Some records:
===============

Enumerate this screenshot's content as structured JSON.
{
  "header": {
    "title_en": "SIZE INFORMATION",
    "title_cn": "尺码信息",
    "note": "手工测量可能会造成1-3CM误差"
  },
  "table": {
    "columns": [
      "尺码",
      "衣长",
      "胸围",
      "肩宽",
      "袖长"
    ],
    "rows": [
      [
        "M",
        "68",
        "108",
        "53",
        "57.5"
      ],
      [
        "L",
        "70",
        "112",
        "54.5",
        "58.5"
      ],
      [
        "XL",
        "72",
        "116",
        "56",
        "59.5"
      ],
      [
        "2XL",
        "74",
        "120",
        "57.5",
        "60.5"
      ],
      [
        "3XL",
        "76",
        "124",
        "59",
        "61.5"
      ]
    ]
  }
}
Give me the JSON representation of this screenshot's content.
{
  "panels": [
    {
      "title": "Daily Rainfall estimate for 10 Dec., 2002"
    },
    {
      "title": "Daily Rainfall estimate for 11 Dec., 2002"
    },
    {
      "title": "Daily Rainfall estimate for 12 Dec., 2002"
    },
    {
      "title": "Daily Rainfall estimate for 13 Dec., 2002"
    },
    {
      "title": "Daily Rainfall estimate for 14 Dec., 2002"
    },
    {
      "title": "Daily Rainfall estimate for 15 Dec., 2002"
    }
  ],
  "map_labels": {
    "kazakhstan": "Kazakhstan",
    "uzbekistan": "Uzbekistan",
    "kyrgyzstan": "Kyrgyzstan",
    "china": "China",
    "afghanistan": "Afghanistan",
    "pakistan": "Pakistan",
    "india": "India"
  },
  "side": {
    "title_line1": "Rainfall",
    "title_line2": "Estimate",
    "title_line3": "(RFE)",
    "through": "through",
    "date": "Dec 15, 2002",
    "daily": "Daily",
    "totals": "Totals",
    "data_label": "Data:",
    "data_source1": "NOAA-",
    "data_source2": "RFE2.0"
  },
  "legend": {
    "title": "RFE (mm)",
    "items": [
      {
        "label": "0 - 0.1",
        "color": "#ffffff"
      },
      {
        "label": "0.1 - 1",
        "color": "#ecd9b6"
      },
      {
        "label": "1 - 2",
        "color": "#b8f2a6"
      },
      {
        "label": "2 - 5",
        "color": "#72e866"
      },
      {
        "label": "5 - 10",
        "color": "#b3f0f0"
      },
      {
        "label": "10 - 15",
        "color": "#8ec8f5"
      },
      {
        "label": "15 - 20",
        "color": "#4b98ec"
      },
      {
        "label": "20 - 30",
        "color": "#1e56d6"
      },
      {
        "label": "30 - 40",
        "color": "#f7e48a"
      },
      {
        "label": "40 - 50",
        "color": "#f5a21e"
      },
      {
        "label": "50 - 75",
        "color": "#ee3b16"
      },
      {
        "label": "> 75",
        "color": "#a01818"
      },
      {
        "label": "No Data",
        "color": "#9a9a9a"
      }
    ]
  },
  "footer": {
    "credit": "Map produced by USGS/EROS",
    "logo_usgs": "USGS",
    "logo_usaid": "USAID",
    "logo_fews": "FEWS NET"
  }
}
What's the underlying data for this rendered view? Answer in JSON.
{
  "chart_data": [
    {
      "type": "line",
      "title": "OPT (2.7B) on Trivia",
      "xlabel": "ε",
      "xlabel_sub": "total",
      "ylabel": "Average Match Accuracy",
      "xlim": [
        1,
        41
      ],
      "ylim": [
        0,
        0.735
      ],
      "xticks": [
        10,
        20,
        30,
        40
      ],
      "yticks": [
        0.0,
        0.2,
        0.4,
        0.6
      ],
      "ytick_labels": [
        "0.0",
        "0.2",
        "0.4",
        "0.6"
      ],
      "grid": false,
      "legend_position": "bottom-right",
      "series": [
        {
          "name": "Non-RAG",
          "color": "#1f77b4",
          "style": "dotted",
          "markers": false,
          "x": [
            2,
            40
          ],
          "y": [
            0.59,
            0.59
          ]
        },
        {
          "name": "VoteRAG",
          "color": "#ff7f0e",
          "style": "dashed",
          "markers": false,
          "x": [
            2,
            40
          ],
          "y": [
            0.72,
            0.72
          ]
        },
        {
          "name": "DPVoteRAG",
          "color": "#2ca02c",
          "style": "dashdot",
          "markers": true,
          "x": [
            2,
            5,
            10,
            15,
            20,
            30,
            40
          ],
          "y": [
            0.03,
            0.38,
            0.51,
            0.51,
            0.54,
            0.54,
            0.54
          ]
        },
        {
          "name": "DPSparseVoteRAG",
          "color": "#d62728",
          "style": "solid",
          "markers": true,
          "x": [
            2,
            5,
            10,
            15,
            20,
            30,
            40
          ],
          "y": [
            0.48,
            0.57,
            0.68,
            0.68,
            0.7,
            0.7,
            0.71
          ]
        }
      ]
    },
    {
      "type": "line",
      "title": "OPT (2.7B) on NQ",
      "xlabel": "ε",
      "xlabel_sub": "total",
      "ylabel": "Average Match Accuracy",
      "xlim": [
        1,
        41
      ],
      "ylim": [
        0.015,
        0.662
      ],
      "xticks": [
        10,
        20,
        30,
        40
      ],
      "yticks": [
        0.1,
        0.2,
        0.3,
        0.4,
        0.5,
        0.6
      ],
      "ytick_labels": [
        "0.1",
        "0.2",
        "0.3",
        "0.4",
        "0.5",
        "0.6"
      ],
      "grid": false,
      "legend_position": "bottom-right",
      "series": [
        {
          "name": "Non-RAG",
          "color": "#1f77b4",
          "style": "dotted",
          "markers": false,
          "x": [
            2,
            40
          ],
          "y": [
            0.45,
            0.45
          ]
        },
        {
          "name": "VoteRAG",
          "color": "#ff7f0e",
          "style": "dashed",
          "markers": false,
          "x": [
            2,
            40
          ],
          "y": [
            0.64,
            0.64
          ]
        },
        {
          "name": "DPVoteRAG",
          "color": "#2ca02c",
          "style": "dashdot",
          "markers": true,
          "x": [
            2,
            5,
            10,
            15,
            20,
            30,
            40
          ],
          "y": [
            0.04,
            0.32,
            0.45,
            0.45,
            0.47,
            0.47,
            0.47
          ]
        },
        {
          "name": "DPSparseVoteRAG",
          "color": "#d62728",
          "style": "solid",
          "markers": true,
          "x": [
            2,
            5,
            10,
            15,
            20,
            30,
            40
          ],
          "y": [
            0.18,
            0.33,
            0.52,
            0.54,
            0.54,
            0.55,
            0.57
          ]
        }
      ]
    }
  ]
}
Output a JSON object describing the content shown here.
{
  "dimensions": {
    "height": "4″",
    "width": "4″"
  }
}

===============

Repeat each entry word for word.

Enumerate this screenshot's content as structured JSON.
{
  "header": {
    "title_en": "SIZE INFORMATION",
    "title_cn": "尺码信息",
    "note": "手工测量可能会造成1-3CM误差"
  },
  "table": {
    "columns": [
      "尺码",
      "衣长",
      "胸围",
      "肩宽",
      "袖长"
    ],
    "rows": [
      [
        "M",
        "68",
        "108",
        "53",
        "57.5"
      ],
      [
        "L",
        "70",
        "112",
        "54.5",
        "58.5"
      ],
      [
        "XL",
        "72",
        "116",
        "56",
        "59.5"
      ],
      [
        "2XL",
        "74",
        "120",
        "57.5",
        "60.5"
      ],
      [
        "3XL",
        "76",
        "124",
        "59",
        "61.5"
      ]
    ]
  }
}
Give me the JSON representation of this screenshot's content.
{
  "panels": [
    {
      "title": "Daily Rainfall estimate for 10 Dec., 2002"
    },
    {
      "title": "Daily Rainfall estimate for 11 Dec., 2002"
    },
    {
      "title": "Daily Rainfall estimate for 12 Dec., 2002"
    },
    {
      "title": "Daily Rainfall estimate for 13 Dec., 2002"
    },
    {
      "title": "Daily Rainfall estimate for 14 Dec., 2002"
    },
    {
      "title": "Daily Rainfall estimate for 15 Dec., 2002"
    }
  ],
  "map_labels": {
    "kazakhstan": "Kazakhstan",
    "uzbekistan": "Uzbekistan",
    "kyrgyzstan": "Kyrgyzstan",
    "china": "China",
    "afghanistan": "Afghanistan",
    "pakistan": "Pakistan",
    "india": "India"
  },
  "side": {
    "title_line1": "Rainfall",
    "title_line2": "Estimate",
    "title_line3": "(RFE)",
    "through": "through",
    "date": "Dec 15, 2002",
    "daily": "Daily",
    "totals": "Totals",
    "data_label": "Data:",
    "data_source1": "NOAA-",
    "data_source2": "RFE2.0"
  },
  "legend": {
    "title": "RFE (mm)",
    "items": [
      {
        "label": "0 - 0.1",
        "color": "#ffffff"
      },
      {
        "label": "0.1 - 1",
        "color": "#ecd9b6"
      },
      {
        "label": "1 - 2",
        "color": "#b8f2a6"
      },
      {
        "label": "2 - 5",
        "color": "#72e866"
      },
      {
        "label": "5 - 10",
        "color": "#b3f0f0"
      },
      {
        "label": "10 - 15",
        "color": "#8ec8f5"
      },
      {
        "label": "15 - 20",
        "color": "#4b98ec"
      },
      {
        "label": "20 - 30",
        "color": "#1e56d6"
      },
      {
        "label": "30 - 40",
        "color": "#f7e48a"
      },
      {
        "label": "40 - 50",
        "color": "#f5a21e"
      },
      {
        "label": "50 - 75",
        "color": "#ee3b16"
      },
      {
        "label": "> 75",
        "color": "#a01818"
      },
      {
        "label": "No Data",
        "color": "#9a9a9a"
      }
    ]
  },
  "footer": {
    "credit": "Map produced by USGS/EROS",
    "logo_usgs": "USGS",
    "logo_usaid": "USAID",
    "logo_fews": "FEWS NET"
  }
}
What's the underlying data for this rendered view? Answer in JSON.
{
  "chart_data": [
    {
      "type": "line",
      "title": "OPT (2.7B) on Trivia",
      "xlabel": "ε",
      "xlabel_sub": "total",
      "ylabel": "Average Match Accuracy",
      "xlim": [
        1,
        41
      ],
      "ylim": [
        0,
        0.735
      ],
      "xticks": [
        10,
        20,
        30,
        40
      ],
      "yticks": [
        0.0,
        0.2,
        0.4,
        0.6
      ],
      "ytick_labels": [
        "0.0",
        "0.2",
        "0.4",
        "0.6"
      ],
      "grid": false,
      "legend_position": "bottom-right",
      "series": [
        {
          "name": "Non-RAG",
          "color": "#1f77b4",
          "style": "dotted",
          "markers": false,
          "x": [
            2,
            40
          ],
          "y": [
            0.59,
            0.59
          ]
        },
        {
          "name": "VoteRAG",
          "color": "#ff7f0e",
          "style": "dashed",
          "markers": false,
          "x": [
            2,
            40
          ],
          "y": [
            0.72,
            0.72
          ]
        },
        {
          "name": "DPVoteRAG",
          "color": "#2ca02c",
          "style": "dashdot",
          "markers": true,
          "x": [
            2,
            5,
            10,
            15,
            20,
            30,
            40
          ],
          "y": [
            0.03,
            0.38,
            0.51,
            0.51,
            0.54,
            0.54,
            0.54
          ]
        },
        {
          "name": "DPSparseVoteRAG",
          "color": "#d62728",
          "style": "solid",
          "markers": true,
          "x": [
            2,
            5,
            10,
            15,
            20,
            30,
            40
          ],
          "y": [
            0.48,
            0.57,
            0.68,
            0.68,
            0.7,
            0.7,
            0.71
          ]
        }
      ]
    },
    {
      "type": "line",
      "title": "OPT (2.7B) on NQ",
      "xlabel": "ε",
      "xlabel_sub": "total",
      "ylabel": "Average Match Accuracy",
      "xlim": [
        1,
        41
      ],
      "ylim": [
        0.015,
        0.662
      ],
      "xticks": [
        10,
        20,
        30,
        40
      ],
      "yticks": [
        0.1,
        0.2,
        0.3,
        0.4,
        0.5,
        0.6
      ],
      "ytick_labels": [
        "0.1",
        "0.2",
        "0.3",
        "0.4",
        "0.5",
        "0.6"
      ],
      "grid": false,
      "legend_position": "bottom-right",
      "series": [
        {
          "name": "Non-RAG",
          "color": "#1f77b4",
          "style": "dotted",
          "markers": false,
          "x": [
            2,
            40
          ],
          "y": [
            0.45,
            0.45
          ]
        },
        {
          "name": "VoteRAG",
          "color": "#ff7f0e",
          "style": "dashed",
          "markers": false,
          "x": [
            2,
            40
          ],
          "y": [
            0.64,
            0.64
          ]
        },
        {
          "name": "DPVoteRAG",
          "color": "#2ca02c",
          "style": "dashdot",
          "markers": true,
          "x": [
            2,
            5,
            10,
            15,
            20,
            30,
            40
          ],
          "y": [
            0.04,
            0.32,
            0.45,
            0.45,
            0.47,
            0.47,
            0.47
          ]
        },
        {
          "name": "DPSparseVoteRAG",
          "color": "#d62728",
          "style": "solid",
          "markers": true,
          "x": [
            2,
            5,
            10,
            15,
            20,
            30,
            40
          ],
          "y": [
            0.18,
            0.33,
            0.52,
            0.54,
            0.54,
            0.55,
            0.57
          ]
        }
      ]
    }
  ]
}
Output a JSON object describing the content shown here.
{
  "dimensions": {
    "height": "4″",
    "width": "4″"
  }
}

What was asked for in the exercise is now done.